▶ [Page text]:
## begin

Worksheet: Python conditions, lists, and loops
Counting words in a text
Suppose we wanted to count how often each word occurs in the English Wikipedia page for Monty Python. Then a natural language description of the algorithm (the method) could look approximately like this:
Split the text into words.
Start a sheet of counts.
Start at the first word, and for each word, do the following:
If the word is already on the counts sheet, add a dash next to it.
If the word is not on the counts sheet, put it there, and put a single dash next to it.
This algorithm uses:
Different data types:
strings (words), integers (counts), a list of words (the text, after splitting), and a mapping from words to counts, a data type that in Python is called a "dictionary"
Operations on numbers, in this case, adding
Operations on strings, in this case, splitting a text into words and comparing a word to others on the sheet
Conditions: "If the word is already on the counts sheet..."
Repetition: "for each word, do the following"

## end

▶ [Given entries]:

## begin

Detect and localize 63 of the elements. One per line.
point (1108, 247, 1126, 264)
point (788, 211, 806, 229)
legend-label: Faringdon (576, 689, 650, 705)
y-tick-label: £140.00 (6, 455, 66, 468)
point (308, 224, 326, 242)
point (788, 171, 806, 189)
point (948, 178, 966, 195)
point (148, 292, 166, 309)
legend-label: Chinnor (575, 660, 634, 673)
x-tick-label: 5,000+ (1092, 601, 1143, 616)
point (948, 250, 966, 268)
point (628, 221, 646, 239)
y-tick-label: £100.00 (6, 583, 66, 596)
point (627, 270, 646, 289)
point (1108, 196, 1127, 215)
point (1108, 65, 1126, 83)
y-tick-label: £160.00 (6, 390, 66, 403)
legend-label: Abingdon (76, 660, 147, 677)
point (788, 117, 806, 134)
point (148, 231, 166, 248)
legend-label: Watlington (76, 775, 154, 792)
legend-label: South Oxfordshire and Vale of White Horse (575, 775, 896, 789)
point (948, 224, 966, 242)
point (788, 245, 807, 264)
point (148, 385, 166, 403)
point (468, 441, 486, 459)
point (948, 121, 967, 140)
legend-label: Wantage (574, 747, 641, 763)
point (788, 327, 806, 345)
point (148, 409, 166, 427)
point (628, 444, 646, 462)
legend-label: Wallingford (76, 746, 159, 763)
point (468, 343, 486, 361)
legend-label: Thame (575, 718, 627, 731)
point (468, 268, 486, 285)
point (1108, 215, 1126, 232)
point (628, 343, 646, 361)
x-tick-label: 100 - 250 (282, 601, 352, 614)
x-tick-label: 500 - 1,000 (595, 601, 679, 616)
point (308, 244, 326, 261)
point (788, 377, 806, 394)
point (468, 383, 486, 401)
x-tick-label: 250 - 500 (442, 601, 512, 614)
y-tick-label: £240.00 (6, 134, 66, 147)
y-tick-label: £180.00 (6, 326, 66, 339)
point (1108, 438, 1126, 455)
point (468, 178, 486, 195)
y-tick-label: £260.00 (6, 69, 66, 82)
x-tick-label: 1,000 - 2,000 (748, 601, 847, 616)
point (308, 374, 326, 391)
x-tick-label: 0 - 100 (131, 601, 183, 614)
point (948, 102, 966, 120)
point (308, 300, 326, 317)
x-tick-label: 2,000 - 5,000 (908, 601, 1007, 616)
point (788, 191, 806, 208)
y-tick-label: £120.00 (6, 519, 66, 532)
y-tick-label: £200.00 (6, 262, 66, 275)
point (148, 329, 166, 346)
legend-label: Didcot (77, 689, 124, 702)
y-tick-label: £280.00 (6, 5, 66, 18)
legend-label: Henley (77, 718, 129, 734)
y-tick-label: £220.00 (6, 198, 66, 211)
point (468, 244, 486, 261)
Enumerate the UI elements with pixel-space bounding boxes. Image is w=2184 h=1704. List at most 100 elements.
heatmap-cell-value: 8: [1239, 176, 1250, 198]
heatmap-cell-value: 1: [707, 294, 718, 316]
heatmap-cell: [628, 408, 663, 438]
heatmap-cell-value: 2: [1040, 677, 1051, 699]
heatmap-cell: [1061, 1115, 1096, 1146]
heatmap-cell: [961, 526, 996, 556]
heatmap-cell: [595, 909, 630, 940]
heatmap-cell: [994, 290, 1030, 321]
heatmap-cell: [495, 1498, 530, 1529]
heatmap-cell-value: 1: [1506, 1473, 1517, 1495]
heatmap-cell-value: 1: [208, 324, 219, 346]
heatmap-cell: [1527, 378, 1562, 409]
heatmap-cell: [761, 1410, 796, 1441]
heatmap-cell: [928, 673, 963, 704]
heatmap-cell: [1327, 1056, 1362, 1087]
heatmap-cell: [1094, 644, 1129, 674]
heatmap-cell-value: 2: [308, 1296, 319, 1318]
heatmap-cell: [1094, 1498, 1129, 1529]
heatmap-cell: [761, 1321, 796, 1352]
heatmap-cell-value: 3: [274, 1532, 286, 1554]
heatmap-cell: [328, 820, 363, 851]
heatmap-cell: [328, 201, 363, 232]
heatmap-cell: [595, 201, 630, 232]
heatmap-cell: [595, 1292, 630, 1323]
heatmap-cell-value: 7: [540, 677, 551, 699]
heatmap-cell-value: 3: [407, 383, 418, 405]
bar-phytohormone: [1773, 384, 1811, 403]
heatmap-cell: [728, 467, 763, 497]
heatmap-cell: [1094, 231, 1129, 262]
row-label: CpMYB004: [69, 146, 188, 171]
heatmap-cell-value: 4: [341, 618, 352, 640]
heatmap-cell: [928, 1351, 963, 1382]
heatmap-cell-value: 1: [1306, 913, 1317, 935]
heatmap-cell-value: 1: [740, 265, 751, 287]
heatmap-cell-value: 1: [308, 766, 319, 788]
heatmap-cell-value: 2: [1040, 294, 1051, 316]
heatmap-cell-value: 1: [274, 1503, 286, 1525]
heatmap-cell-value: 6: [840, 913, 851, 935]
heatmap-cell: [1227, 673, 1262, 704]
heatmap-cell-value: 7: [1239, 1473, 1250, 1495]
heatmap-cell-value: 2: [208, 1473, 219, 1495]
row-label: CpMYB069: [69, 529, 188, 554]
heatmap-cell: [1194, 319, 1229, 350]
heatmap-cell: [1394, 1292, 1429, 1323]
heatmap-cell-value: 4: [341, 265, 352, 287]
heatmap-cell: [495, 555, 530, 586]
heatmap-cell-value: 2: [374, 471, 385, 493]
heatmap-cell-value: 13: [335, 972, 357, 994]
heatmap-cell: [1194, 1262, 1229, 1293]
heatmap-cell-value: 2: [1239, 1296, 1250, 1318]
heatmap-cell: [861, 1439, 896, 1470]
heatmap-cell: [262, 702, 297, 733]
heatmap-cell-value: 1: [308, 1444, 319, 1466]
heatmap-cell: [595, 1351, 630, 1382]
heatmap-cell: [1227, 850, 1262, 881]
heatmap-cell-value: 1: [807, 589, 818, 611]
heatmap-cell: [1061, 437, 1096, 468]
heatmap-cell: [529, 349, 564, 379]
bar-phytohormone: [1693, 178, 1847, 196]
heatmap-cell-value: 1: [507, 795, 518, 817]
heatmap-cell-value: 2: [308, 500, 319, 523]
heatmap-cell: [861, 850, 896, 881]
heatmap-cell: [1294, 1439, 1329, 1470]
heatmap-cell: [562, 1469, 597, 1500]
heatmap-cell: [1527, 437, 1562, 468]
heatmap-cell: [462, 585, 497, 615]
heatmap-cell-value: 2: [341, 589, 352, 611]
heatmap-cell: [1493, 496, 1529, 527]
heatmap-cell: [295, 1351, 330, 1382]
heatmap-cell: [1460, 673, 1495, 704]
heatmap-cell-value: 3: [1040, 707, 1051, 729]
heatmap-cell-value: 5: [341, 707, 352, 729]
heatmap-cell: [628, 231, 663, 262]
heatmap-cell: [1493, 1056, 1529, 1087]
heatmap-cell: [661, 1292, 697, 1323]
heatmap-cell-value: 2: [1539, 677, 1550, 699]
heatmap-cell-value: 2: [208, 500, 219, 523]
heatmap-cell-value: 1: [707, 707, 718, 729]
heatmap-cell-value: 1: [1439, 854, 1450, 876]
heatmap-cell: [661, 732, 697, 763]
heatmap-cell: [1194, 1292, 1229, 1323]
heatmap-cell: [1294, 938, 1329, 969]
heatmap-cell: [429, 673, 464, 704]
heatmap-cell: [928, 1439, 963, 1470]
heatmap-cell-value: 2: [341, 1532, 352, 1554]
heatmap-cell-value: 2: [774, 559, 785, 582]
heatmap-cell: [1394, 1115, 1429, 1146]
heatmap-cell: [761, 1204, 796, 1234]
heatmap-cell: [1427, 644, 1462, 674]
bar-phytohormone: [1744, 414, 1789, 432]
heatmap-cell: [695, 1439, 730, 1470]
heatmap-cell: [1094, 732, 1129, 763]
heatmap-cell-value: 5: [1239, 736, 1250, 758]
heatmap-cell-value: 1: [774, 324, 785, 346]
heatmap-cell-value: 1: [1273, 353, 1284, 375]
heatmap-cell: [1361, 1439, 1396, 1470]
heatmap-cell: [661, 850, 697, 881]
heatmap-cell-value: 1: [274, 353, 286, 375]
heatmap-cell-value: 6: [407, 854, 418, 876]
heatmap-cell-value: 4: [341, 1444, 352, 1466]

## end

▶ [Work to do]:
a – Answer these from the worksheet on counting words, one line each, marked the same way:
(i) Which Wikipedia page is used as the text whose words are counted?
(ii) What is a mapping from words to counts called in Python?
(iii) Which operation on numbers does the algorithm use?
b – Write out the word-counting worksheet starting at "Start a sheet" and ending at "a dash next to it.", putting "tally mark" in place of "dash".
c – Pick up the worksheet on counting words after its last line and keep it going.

▶ [Results]:
a –
(i) The English Wikipedia page for Monty Python.
(ii) A "dictionary".
(iii) Adding.

b –
Start a sheet of counts.
Start at the first word, and for each word, do the following:
If the word is already on the counts sheet, add a tally mark next to it.

c –
Although this is a very simple algorithm, it uses almost all the main data types and types of commands that we will encounter in this introduction to Python. This worksheet introduces three of them:
Conditions ("if the word is already on the counts sheet...")
Lists (for example, lists of words), and
Loops ("for each word, do the following").
Boolean expressions
Boolean expressions are expressions whose value is either True or False. They play an important role in conditions. You have already encountered some of them when we were discussing strings: "in", "startswith", and "endswith".
>>> "eros" in "rhinoceros"
True
>>> "nose" in "rhinoceros"
False
>>> "truism".endswith("ism")
True
>>> "inconsequential".startswith("pro")
False
Here are some Boolean expressions that compare numbers:
>>> 3.1 >= 2.9
True
>>> 3.1 < 2.9
False
>>> 3.2 - 0.1 == 3.1
True
>>> def celsius_2_fahrenheit(temp):
... return temp * 9/5 + 32
>>> celsius_2_fahrenheit(20) > 70
False
We can compare expressions that yield a number using <, >, <=, and >=. "Equals" is expressed using ==, and "does not equal" is "!=". Note that it's "==" if we want to do a comparison. "=" assigns a value.
The same operators work for strings as well. What do you think they do?
>>> "rhinoceros" != "rhino"
True
>>> "rhinoceros" == "rhino"
False
>>> "armadillo" < "rhinoceros"
True
>>> "elephant" > "mouse"
False
The type of such expressions is 'bool':
>>> type("elephant" > "mouse")
<class 'bool'>
Conditions
In natural language, you express conditions using "if": "If this word is not yet on our count sheet, put it there". In Python, it is very similar:
>>> if "mad" in "armadillo":
... print( "yes." )
...
yes.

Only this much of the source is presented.